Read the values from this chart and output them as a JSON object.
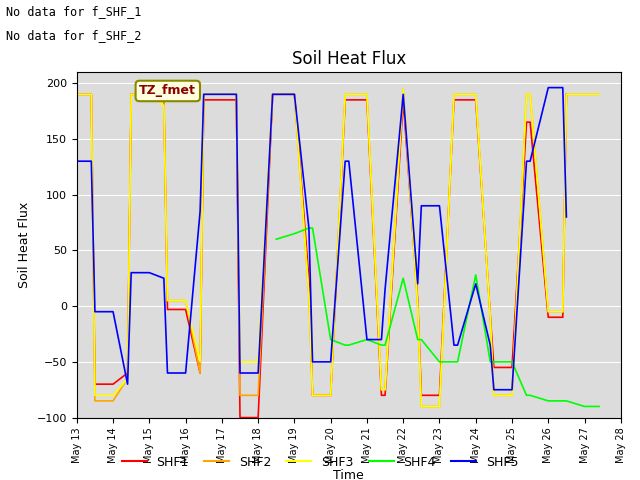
{
  "title": "Soil Heat Flux",
  "xlabel": "Time",
  "ylabel": "Soil Heat Flux",
  "ylim": [
    -100,
    210
  ],
  "yticks": [
    -100,
    -50,
    0,
    50,
    100,
    150,
    200
  ],
  "background_color": "#dcdcdc",
  "annotations": [
    "No data for f_SHF_1",
    "No data for f_SHF_2"
  ],
  "legend_label": "TZ_fmet",
  "series": {
    "SHF1": {
      "color": "red",
      "x": [
        13,
        13.4,
        13.5,
        14,
        14.4,
        14.5,
        15,
        15.4,
        15.5,
        16,
        16.4,
        16.5,
        17,
        17.4,
        17.5,
        18,
        18.4,
        18.5,
        19,
        19.4,
        19.5,
        20,
        20.4,
        20.5,
        21,
        21.4,
        21.5,
        22,
        22.4,
        22.5,
        23,
        23.4,
        23.5,
        24,
        24.4,
        24.5,
        25,
        25.4,
        25.5,
        26,
        26.4,
        26.5,
        27
      ],
      "y": [
        190,
        190,
        -70,
        -70,
        -60,
        190,
        190,
        185,
        -3,
        -3,
        -60,
        185,
        185,
        185,
        -100,
        -100,
        190,
        190,
        190,
        25,
        -80,
        -80,
        185,
        185,
        185,
        -80,
        -80,
        185,
        5,
        -80,
        -80,
        185,
        185,
        185,
        -8,
        -55,
        -55,
        165,
        165,
        -10,
        -10,
        190,
        null
      ]
    },
    "SHF2": {
      "color": "orange",
      "x": [
        13,
        13.4,
        13.5,
        14,
        14.4,
        14.5,
        15,
        15.4,
        15.5,
        16,
        16.4,
        16.5,
        17,
        17.4,
        17.5,
        18,
        18.4,
        18.5,
        19,
        19.4,
        19.5,
        20,
        20.4,
        20.5,
        21,
        21.4,
        21.5,
        22,
        22.4,
        22.5,
        23,
        23.4,
        23.5,
        24,
        24.4,
        24.5,
        25,
        25.4,
        25.5,
        26,
        26.4,
        26.5,
        27,
        27.4
      ],
      "y": [
        190,
        190,
        -85,
        -85,
        -65,
        190,
        190,
        190,
        5,
        5,
        -60,
        190,
        190,
        190,
        -80,
        -80,
        190,
        190,
        190,
        10,
        -80,
        -80,
        190,
        190,
        190,
        -75,
        -75,
        195,
        0,
        -90,
        -90,
        190,
        190,
        190,
        -10,
        -80,
        -80,
        190,
        190,
        -5,
        -5,
        190,
        190,
        190
      ]
    },
    "SHF3": {
      "color": "yellow",
      "x": [
        13,
        13.4,
        13.5,
        14,
        14.4,
        14.5,
        15,
        15.4,
        15.5,
        16,
        16.4,
        16.5,
        17,
        17.4,
        17.5,
        18,
        18.4,
        18.5,
        19,
        19.4,
        19.5,
        20,
        20.4,
        20.5,
        21,
        21.4,
        21.5,
        22,
        22.4,
        22.5,
        23,
        23.4,
        23.5,
        24,
        24.4,
        24.5,
        25,
        25.4,
        25.5,
        26,
        26.4,
        26.5,
        27,
        27.4
      ],
      "y": [
        190,
        190,
        -80,
        -80,
        -65,
        190,
        190,
        180,
        5,
        5,
        -50,
        190,
        190,
        190,
        -50,
        -50,
        190,
        190,
        190,
        10,
        -80,
        -80,
        190,
        190,
        190,
        -75,
        -75,
        195,
        0,
        -90,
        -90,
        190,
        190,
        190,
        -10,
        -80,
        -80,
        190,
        190,
        -5,
        -5,
        190,
        190,
        190
      ]
    },
    "SHF4": {
      "color": "lime",
      "x": [
        18.5,
        19,
        19.4,
        19.5,
        20,
        20.4,
        20.5,
        21,
        21.4,
        21.5,
        22,
        22.4,
        22.5,
        23,
        23.4,
        23.5,
        24,
        24.4,
        24.5,
        25,
        25.4,
        25.5,
        26,
        26.4,
        26.5,
        27,
        27.4
      ],
      "y": [
        60,
        65,
        70,
        70,
        -30,
        -35,
        -35,
        -30,
        -35,
        -35,
        25,
        -30,
        -30,
        -50,
        -50,
        -50,
        28,
        -50,
        -50,
        -50,
        -80,
        -80,
        -85,
        -85,
        -85,
        -90,
        -90
      ]
    },
    "SHF5": {
      "color": "blue",
      "x": [
        13,
        13.4,
        13.5,
        14,
        14.4,
        14.5,
        15,
        15.4,
        15.5,
        16,
        16.4,
        16.5,
        17,
        17.4,
        17.5,
        18,
        18.4,
        18.5,
        19,
        19.4,
        19.5,
        20,
        20.4,
        20.5,
        21,
        21.4,
        21.5,
        22,
        22.4,
        22.5,
        23,
        23.4,
        23.5,
        24,
        24.4,
        24.5,
        25,
        25.4,
        25.5,
        26,
        26.4,
        26.5,
        27
      ],
      "y": [
        130,
        130,
        -5,
        -5,
        -70,
        30,
        30,
        25,
        -60,
        -60,
        85,
        190,
        190,
        190,
        -60,
        -60,
        190,
        190,
        190,
        70,
        -50,
        -50,
        130,
        130,
        -30,
        -30,
        15,
        190,
        20,
        90,
        90,
        -35,
        -35,
        20,
        -35,
        -75,
        -75,
        130,
        130,
        196,
        196,
        80,
        null
      ]
    }
  },
  "xtick_labels": [
    "May 13",
    "May 14",
    "May 15",
    "May 16",
    "May 17",
    "May 18",
    "May 19",
    "May 20",
    "May 21",
    "May 22",
    "May 23",
    "May 24",
    "May 25",
    "May 26",
    "May 27",
    "May 28"
  ],
  "xtick_positions": [
    13,
    14,
    15,
    16,
    17,
    18,
    19,
    20,
    21,
    22,
    23,
    24,
    25,
    26,
    27,
    28
  ]
}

++++++++

GIVEN PROBLEM: Retype the listing exactly. Pictures do not belong in the copy.

COMPLETED EXERCISE:
Read the values from this chart and output them as a JSON object.
{
  "title": "Soil Heat Flux",
  "xlabel": "Time",
  "ylabel": "Soil Heat Flux",
  "ylim": [
    -100,
    210
  ],
  "yticks": [
    -100,
    -50,
    0,
    50,
    100,
    150,
    200
  ],
  "background_color": "#dcdcdc",
  "annotations": [
    "No data for f_SHF_1",
    "No data for f_SHF_2"
  ],
  "legend_label": "TZ_fmet",
  "series": {
    "SHF1": {
      "color": "red",
      "x": [
        13,
        13.4,
        13.5,
        14,
        14.4,
        14.5,
        15,
        15.4,
        15.5,
        16,
        16.4,
        16.5,
        17,
        17.4,
        17.5,
        18,
        18.4,
        18.5,
        19,
        19.4,
        19.5,
        20,
        20.4,
        20.5,
        21,
        21.4,
        21.5,
        22,
        22.4,
        22.5,
        23,
        23.4,
        23.5,
        24,
        24.4,
        24.5,
        25,
        25.4,
        25.5,
        26,
        26.4,
        26.5,
        27
      ],
      "y": [
        190,
        190,
        -70,
        -70,
        -60,
        190,
        190,
        185,
        -3,
        -3,
        -60,
        185,
        185,
        185,
        -100,
        -100,
        190,
        190,
        190,
        25,
        -80,
        -80,
        185,
        185,
        185,
        -80,
        -80,
        185,
        5,
        -80,
        -80,
        185,
        185,
        185,
        -8,
        -55,
        -55,
        165,
        165,
        -10,
        -10,
        190,
        null
      ]
    },
    "SHF2": {
      "color": "orange",
      "x": [
        13,
        13.4,
        13.5,
        14,
        14.4,
        14.5,
        15,
        15.4,
        15.5,
        16,
        16.4,
        16.5,
        17,
        17.4,
        17.5,
        18,
        18.4,
        18.5,
        19,
        19.4,
        19.5,
        20,
        20.4,
        20.5,
        21,
        21.4,
        21.5,
        22,
        22.4,
        22.5,
        23,
        23.4,
        23.5,
        24,
        24.4,
        24.5,
        25,
        25.4,
        25.5,
        26,
        26.4,
        26.5,
        27,
        27.4
      ],
      "y": [
        190,
        190,
        -85,
        -85,
        -65,
        190,
        190,
        190,
        5,
        5,
        -60,
        190,
        190,
        190,
        -80,
        -80,
        190,
        190,
        190,
        10,
        -80,
        -80,
        190,
        190,
        190,
        -75,
        -75,
        195,
        0,
        -90,
        -90,
        190,
        190,
        190,
        -10,
        -80,
        -80,
        190,
        190,
        -5,
        -5,
        190,
        190,
        190
      ]
    },
    "SHF3": {
      "color": "yellow",
      "x": [
        13,
        13.4,
        13.5,
        14,
        14.4,
        14.5,
        15,
        15.4,
        15.5,
        16,
        16.4,
        16.5,
        17,
        17.4,
        17.5,
        18,
        18.4,
        18.5,
        19,
        19.4,
        19.5,
        20,
        20.4,
        20.5,
        21,
        21.4,
        21.5,
        22,
        22.4,
        22.5,
        23,
        23.4,
        23.5,
        24,
        24.4,
        24.5,
        25,
        25.4,
        25.5,
        26,
        26.4,
        26.5,
        27,
        27.4
      ],
      "y": [
        190,
        190,
        -80,
        -80,
        -65,
        190,
        190,
        180,
        5,
        5,
        -50,
        190,
        190,
        190,
        -50,
        -50,
        190,
        190,
        190,
        10,
        -80,
        -80,
        190,
        190,
        190,
        -75,
        -75,
        195,
        0,
        -90,
        -90,
        190,
        190,
        190,
        -10,
        -80,
        -80,
        190,
        190,
        -5,
        -5,
        190,
        190,
        190
      ]
    },
    "SHF4": {
      "color": "lime",
      "x": [
        18.5,
        19,
        19.4,
        19.5,
        20,
        20.4,
        20.5,
        21,
        21.4,
        21.5,
        22,
        22.4,
        22.5,
        23,
        23.4,
        23.5,
        24,
        24.4,
        24.5,
        25,
        25.4,
        25.5,
        26,
        26.4,
        26.5,
        27,
        27.4
      ],
      "y": [
        60,
        65,
        70,
        70,
        -30,
        -35,
        -35,
        -30,
        -35,
        -35,
        25,
        -30,
        -30,
        -50,
        -50,
        -50,
        28,
        -50,
        -50,
        -50,
        -80,
        -80,
        -85,
        -85,
        -85,
        -90,
        -90
      ]
    },
    "SHF5": {
      "color": "blue",
      "x": [
        13,
        13.4,
        13.5,
        14,
        14.4,
        14.5,
        15,
        15.4,
        15.5,
        16,
        16.4,
        16.5,
        17,
        17.4,
        17.5,
        18,
        18.4,
        18.5,
        19,
        19.4,
        19.5,
        20,
        20.4,
        20.5,
        21,
        21.4,
        21.5,
        22,
        22.4,
        22.5,
        23,
        23.4,
        23.5,
        24,
        24.4,
        24.5,
        25,
        25.4,
        25.5,
        26,
        26.4,
        26.5,
        27
      ],
      "y": [
        130,
        130,
        -5,
        -5,
        -70,
        30,
        30,
        25,
        -60,
        -60,
        85,
        190,
        190,
        190,
        -60,
        -60,
        190,
        190,
        190,
        70,
        -50,
        -50,
        130,
        130,
        -30,
        -30,
        15,
        190,
        20,
        90,
        90,
        -35,
        -35,
        20,
        -35,
        -75,
        -75,
        130,
        130,
        196,
        196,
        80,
        null
      ]
    }
  },
  "xtick_labels": [
    "May 13",
    "May 14",
    "May 15",
    "May 16",
    "May 17",
    "May 18",
    "May 19",
    "May 20",
    "May 21",
    "May 22",
    "May 23",
    "May 24",
    "May 25",
    "May 26",
    "May 27",
    "May 28"
  ],
  "xtick_positions": [
    13,
    14,
    15,
    16,
    17,
    18,
    19,
    20,
    21,
    22,
    23,
    24,
    25,
    26,
    27,
    28
  ]
}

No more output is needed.